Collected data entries
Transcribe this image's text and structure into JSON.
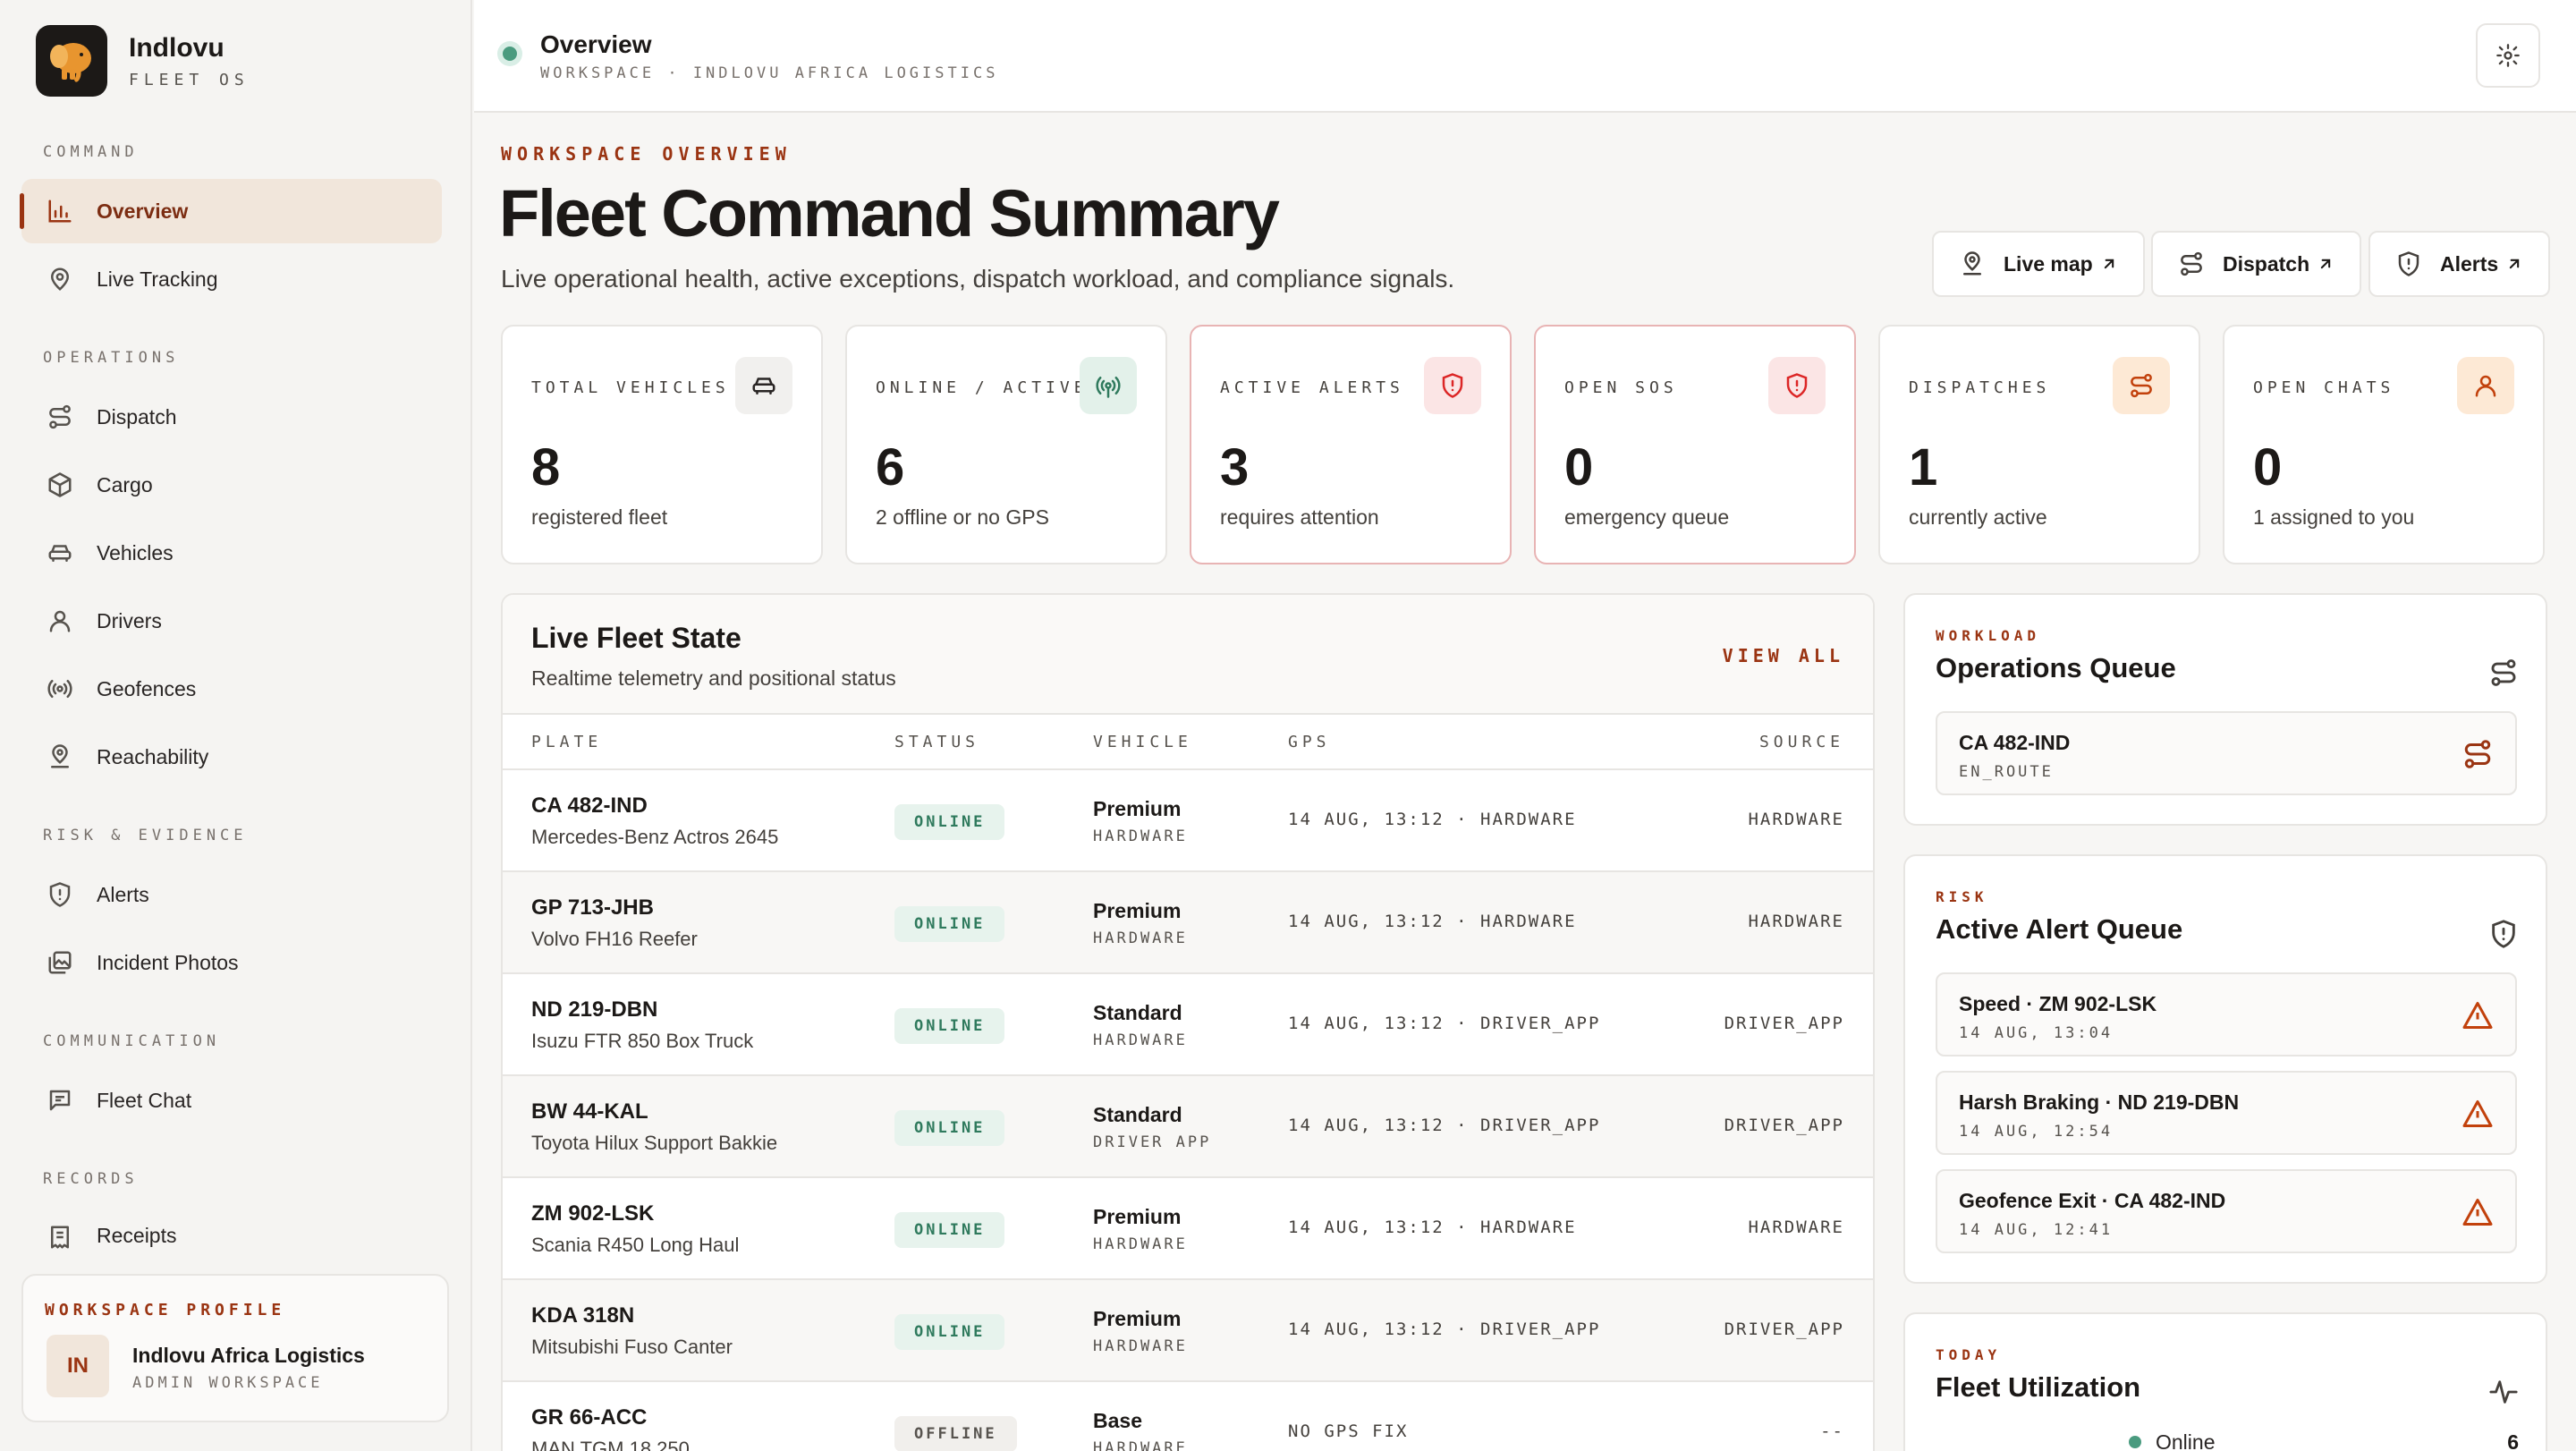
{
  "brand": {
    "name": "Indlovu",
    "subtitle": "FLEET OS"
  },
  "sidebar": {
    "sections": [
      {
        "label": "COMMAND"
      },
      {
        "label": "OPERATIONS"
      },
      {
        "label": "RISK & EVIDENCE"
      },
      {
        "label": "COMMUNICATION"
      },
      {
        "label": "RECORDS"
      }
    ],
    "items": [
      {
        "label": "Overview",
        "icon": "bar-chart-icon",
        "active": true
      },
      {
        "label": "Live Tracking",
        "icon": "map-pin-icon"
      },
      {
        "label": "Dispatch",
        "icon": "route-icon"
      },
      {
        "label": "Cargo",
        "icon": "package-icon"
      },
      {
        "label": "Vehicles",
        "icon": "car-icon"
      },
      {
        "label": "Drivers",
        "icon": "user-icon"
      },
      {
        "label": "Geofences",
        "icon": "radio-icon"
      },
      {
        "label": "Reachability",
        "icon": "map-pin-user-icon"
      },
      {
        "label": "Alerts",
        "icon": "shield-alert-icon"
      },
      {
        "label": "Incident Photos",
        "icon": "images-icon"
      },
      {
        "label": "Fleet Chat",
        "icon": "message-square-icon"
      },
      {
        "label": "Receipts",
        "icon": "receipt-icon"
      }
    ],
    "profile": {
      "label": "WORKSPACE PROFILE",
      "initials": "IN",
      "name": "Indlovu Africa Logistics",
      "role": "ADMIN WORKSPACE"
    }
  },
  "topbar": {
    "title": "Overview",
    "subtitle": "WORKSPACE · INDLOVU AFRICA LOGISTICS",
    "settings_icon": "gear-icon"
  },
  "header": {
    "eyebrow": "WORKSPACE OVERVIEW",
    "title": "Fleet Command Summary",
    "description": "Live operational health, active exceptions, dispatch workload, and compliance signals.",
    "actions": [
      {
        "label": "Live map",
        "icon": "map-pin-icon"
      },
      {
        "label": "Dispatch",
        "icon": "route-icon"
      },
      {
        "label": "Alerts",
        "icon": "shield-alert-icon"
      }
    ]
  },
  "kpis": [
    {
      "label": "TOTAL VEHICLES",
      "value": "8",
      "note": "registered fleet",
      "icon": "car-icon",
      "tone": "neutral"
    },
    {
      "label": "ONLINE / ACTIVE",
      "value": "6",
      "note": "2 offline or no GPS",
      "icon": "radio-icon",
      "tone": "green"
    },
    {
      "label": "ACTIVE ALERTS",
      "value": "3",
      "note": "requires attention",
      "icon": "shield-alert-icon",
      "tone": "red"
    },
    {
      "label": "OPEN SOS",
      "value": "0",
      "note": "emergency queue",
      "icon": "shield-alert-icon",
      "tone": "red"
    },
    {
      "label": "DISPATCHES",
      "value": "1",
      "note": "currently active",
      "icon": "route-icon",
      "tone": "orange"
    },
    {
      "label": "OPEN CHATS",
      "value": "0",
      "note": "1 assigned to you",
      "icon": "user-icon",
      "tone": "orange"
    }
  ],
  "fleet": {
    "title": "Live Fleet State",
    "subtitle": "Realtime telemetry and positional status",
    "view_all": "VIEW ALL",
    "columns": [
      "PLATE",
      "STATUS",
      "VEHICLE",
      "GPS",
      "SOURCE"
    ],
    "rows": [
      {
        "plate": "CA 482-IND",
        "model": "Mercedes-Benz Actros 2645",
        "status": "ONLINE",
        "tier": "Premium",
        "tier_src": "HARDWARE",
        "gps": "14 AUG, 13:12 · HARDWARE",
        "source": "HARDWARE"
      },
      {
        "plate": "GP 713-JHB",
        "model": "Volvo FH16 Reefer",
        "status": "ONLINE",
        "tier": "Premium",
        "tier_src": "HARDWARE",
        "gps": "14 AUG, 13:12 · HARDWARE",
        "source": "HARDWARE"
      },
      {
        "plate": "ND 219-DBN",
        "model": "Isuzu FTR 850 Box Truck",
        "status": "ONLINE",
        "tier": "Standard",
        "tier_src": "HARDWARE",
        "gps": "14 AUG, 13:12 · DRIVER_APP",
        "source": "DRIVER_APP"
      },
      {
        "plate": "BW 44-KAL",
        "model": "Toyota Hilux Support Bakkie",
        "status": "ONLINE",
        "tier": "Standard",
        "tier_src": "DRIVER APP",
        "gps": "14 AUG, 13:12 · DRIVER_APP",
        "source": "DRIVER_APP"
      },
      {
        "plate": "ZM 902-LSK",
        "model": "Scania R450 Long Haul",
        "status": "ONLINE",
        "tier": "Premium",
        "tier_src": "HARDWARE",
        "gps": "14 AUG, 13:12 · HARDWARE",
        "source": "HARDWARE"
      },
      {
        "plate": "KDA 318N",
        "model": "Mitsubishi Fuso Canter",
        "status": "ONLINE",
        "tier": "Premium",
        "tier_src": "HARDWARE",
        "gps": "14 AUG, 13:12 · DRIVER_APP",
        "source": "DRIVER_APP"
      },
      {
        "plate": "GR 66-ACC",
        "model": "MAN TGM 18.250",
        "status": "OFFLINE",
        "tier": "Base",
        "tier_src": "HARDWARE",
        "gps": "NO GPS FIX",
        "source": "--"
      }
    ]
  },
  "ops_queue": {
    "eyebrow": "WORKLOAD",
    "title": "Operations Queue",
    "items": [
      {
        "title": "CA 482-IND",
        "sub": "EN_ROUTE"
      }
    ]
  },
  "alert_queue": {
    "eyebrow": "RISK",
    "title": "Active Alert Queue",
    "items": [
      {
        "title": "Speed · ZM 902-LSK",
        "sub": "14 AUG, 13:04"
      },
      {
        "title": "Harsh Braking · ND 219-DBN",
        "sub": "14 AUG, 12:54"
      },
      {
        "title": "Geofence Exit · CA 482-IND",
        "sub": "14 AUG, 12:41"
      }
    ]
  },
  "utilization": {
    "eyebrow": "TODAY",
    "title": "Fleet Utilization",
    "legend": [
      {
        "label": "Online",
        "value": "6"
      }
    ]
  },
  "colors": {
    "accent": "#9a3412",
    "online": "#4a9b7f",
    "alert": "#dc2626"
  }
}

--

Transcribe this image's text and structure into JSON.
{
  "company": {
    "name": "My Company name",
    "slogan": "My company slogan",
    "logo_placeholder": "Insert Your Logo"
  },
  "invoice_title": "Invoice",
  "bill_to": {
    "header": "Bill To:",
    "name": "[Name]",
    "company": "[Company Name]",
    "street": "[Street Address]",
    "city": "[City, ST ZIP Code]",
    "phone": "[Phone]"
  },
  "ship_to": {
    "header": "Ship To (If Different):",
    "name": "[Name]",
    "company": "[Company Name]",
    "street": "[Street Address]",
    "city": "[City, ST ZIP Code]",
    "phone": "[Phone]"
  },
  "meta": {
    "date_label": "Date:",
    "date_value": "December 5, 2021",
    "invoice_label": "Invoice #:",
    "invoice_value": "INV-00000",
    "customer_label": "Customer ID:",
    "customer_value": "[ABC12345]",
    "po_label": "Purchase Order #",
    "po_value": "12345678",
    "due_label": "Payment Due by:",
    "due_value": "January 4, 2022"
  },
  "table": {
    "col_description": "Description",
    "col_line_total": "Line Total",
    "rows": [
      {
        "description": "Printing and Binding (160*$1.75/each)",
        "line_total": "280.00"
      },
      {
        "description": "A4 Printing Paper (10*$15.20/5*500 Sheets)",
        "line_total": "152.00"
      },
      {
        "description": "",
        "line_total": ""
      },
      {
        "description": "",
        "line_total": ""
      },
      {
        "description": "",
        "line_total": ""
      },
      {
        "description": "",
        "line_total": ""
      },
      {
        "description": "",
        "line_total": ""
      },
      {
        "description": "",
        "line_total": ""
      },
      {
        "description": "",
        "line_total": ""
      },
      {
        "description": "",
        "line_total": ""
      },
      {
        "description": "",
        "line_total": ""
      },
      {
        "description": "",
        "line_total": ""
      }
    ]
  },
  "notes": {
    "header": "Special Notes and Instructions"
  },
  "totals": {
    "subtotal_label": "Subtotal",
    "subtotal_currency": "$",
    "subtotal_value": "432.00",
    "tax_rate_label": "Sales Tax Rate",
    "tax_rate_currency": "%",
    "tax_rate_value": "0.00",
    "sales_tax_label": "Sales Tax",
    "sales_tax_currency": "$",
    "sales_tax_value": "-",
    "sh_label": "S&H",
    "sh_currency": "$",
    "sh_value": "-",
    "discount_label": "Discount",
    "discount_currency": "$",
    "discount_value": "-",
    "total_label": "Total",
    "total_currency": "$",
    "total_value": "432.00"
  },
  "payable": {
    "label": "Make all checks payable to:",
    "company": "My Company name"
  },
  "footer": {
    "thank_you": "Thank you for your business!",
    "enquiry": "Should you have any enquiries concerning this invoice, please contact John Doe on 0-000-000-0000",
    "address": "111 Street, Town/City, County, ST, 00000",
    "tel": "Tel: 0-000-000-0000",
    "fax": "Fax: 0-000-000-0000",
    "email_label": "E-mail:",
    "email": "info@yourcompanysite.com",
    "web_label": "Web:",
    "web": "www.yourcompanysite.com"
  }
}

---

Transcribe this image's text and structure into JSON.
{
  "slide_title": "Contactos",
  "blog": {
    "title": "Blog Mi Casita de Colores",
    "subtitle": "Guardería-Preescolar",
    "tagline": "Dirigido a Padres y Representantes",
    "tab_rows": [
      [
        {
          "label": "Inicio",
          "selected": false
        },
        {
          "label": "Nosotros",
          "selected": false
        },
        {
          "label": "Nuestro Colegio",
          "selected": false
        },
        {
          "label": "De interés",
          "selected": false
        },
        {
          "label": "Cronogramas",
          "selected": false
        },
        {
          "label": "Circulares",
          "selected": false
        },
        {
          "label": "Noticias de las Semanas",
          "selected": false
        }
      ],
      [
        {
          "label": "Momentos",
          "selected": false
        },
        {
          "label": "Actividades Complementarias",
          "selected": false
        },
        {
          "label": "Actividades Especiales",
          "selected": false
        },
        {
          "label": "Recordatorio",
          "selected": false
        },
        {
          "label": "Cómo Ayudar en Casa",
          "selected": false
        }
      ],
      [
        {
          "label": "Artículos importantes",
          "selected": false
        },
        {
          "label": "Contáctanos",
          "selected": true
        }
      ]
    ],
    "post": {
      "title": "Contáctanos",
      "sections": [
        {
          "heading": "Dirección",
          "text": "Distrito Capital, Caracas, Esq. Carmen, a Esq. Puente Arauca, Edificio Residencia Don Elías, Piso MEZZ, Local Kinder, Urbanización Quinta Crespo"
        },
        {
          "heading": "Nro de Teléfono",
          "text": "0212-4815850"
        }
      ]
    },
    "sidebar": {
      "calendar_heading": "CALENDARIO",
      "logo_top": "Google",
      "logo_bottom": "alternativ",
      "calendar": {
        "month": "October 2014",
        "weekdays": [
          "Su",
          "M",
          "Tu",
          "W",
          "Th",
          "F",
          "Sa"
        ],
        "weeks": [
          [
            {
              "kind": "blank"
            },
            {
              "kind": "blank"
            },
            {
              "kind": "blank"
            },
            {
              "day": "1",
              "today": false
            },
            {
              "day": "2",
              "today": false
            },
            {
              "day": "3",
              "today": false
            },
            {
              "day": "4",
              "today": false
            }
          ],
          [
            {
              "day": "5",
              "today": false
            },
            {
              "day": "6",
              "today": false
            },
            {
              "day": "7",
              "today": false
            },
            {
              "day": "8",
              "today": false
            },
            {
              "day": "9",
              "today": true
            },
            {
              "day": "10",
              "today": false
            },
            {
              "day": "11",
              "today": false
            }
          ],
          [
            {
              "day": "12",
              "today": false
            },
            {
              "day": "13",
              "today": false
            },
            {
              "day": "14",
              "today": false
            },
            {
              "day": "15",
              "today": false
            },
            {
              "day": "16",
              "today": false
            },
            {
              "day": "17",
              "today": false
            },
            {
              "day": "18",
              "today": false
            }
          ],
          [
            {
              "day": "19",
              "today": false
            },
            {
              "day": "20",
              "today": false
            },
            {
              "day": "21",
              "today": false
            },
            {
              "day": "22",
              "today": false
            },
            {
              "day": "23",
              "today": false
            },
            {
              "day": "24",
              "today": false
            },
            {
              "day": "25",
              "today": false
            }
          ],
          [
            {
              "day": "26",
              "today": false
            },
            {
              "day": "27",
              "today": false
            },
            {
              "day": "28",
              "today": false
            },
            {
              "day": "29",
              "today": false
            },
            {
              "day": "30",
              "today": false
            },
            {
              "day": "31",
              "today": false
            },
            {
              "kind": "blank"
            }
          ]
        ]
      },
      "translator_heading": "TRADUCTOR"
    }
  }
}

■ **YOUR OBJECTIVE**
Using the listing, copy every line where the word "eyebrow" shows up.

■ **FULL ANSWER**
    "eyebrow": "WORKSPACE OVERVIEW",
    "eyebrow": "WORKLOAD",
    "eyebrow": "RISK",
    "eyebrow": "TODAY",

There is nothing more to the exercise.